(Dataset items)
%%
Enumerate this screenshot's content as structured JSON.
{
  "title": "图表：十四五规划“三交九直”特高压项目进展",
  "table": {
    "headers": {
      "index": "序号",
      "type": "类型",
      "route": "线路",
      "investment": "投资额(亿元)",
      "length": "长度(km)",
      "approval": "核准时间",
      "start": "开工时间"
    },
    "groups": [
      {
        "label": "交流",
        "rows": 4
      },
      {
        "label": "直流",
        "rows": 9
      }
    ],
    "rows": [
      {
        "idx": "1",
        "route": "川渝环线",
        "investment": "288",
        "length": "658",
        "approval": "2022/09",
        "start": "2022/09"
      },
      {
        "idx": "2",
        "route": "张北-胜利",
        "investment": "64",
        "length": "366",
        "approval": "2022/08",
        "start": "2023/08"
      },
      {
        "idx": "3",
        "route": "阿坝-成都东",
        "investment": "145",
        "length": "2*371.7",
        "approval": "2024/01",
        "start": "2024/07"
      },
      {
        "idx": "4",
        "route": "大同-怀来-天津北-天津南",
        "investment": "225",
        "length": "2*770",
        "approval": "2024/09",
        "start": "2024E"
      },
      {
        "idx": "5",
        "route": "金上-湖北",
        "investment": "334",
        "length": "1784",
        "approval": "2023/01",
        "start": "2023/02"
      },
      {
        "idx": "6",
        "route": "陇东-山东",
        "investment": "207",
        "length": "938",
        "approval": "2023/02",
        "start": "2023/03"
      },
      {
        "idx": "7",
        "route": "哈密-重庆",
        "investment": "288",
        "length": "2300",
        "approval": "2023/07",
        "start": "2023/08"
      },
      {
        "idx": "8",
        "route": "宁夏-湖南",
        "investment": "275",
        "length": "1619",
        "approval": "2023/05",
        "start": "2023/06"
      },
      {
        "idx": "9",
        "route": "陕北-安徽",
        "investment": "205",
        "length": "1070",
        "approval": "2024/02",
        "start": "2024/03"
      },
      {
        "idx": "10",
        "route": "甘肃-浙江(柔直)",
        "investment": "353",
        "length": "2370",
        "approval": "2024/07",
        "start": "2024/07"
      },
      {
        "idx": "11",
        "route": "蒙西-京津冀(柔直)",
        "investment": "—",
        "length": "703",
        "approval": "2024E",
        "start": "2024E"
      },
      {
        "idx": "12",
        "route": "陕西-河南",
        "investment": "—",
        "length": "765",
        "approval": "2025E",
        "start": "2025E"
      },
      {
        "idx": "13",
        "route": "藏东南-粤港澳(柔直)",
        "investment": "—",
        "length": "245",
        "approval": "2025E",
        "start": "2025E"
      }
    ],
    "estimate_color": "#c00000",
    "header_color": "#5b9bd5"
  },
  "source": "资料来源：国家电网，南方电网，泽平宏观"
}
%%
Problem requirements | Set down all of the entries exactly, please.

Expected answer |
Enumerate this screenshot's content as structured JSON.
{
  "title": "图表：十四五规划“三交九直”特高压项目进展",
  "table": {
    "headers": {
      "index": "序号",
      "type": "类型",
      "route": "线路",
      "investment": "投资额(亿元)",
      "length": "长度(km)",
      "approval": "核准时间",
      "start": "开工时间"
    },
    "groups": [
      {
        "label": "交流",
        "rows": 4
      },
      {
        "label": "直流",
        "rows": 9
      }
    ],
    "rows": [
      {
        "idx": "1",
        "route": "川渝环线",
        "investment": "288",
        "length": "658",
        "approval": "2022/09",
        "start": "2022/09"
      },
      {
        "idx": "2",
        "route": "张北-胜利",
        "investment": "64",
        "length": "366",
        "approval": "2022/08",
        "start": "2023/08"
      },
      {
        "idx": "3",
        "route": "阿坝-成都东",
        "investment": "145",
        "length": "2*371.7",
        "approval": "2024/01",
        "start": "2024/07"
      },
      {
        "idx": "4",
        "route": "大同-怀来-天津北-天津南",
        "investment": "225",
        "length": "2*770",
        "approval": "2024/09",
        "start": "2024E"
      },
      {
        "idx": "5",
        "route": "金上-湖北",
        "investment": "334",
        "length": "1784",
        "approval": "2023/01",
        "start": "2023/02"
      },
      {
        "idx": "6",
        "route": "陇东-山东",
        "investment": "207",
        "length": "938",
        "approval": "2023/02",
        "start": "2023/03"
      },
      {
        "idx": "7",
        "route": "哈密-重庆",
        "investment": "288",
        "length": "2300",
        "approval": "2023/07",
        "start": "2023/08"
      },
      {
        "idx": "8",
        "route": "宁夏-湖南",
        "investment": "275",
        "length": "1619",
        "approval": "2023/05",
        "start": "2023/06"
      },
      {
        "idx": "9",
        "route": "陕北-安徽",
        "investment": "205",
        "length": "1070",
        "approval": "2024/02",
        "start": "2024/03"
      },
      {
        "idx": "10",
        "route": "甘肃-浙江(柔直)",
        "investment": "353",
        "length": "2370",
        "approval": "2024/07",
        "start": "2024/07"
      },
      {
        "idx": "11",
        "route": "蒙西-京津冀(柔直)",
        "investment": "—",
        "length": "703",
        "approval": "2024E",
        "start": "2024E"
      },
      {
        "idx": "12",
        "route": "陕西-河南",
        "investment": "—",
        "length": "765",
        "approval": "2025E",
        "start": "2025E"
      },
      {
        "idx": "13",
        "route": "藏东南-粤港澳(柔直)",
        "investment": "—",
        "length": "245",
        "approval": "2025E",
        "start": "2025E"
      }
    ],
    "estimate_color": "#c00000",
    "header_color": "#5b9bd5"
  },
  "source": "资料来源：国家电网，南方电网，泽平宏观"
}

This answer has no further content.